* **AIM OF THE EXERCISE**:
Single out each line with the word "Kindes" and copy it.

* **MATERIALS PROVIDED**:
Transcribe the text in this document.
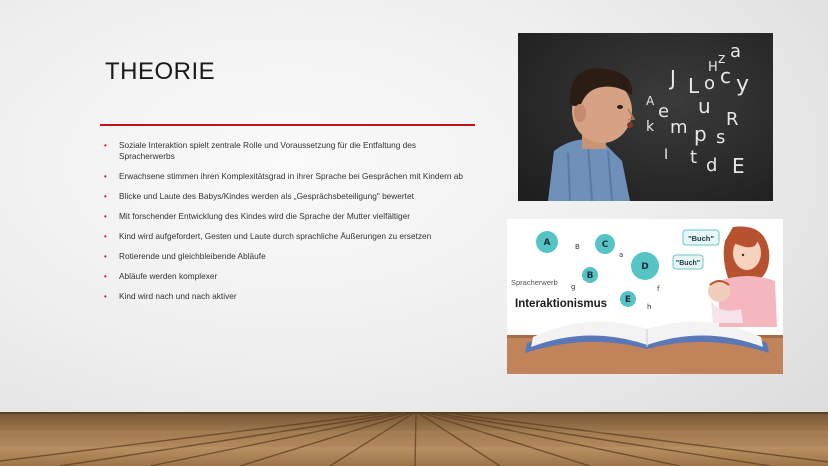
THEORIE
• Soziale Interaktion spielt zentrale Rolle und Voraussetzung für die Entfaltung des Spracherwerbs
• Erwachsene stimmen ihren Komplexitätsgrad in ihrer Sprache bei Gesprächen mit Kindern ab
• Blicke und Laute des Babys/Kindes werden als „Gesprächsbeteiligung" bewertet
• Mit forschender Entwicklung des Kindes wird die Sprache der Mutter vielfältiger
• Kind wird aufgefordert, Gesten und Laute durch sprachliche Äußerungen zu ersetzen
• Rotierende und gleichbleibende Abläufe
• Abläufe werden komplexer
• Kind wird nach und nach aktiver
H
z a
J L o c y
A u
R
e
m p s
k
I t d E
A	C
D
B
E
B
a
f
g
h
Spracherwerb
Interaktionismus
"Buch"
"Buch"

* **CORRECT RESPONSE**:
• Blicke und Laute des Babys/Kindes werden als „Gesprächsbeteiligung" bewertet
• Mit forschender Entwicklung des Kindes wird die Sprache der Mutter vielfältiger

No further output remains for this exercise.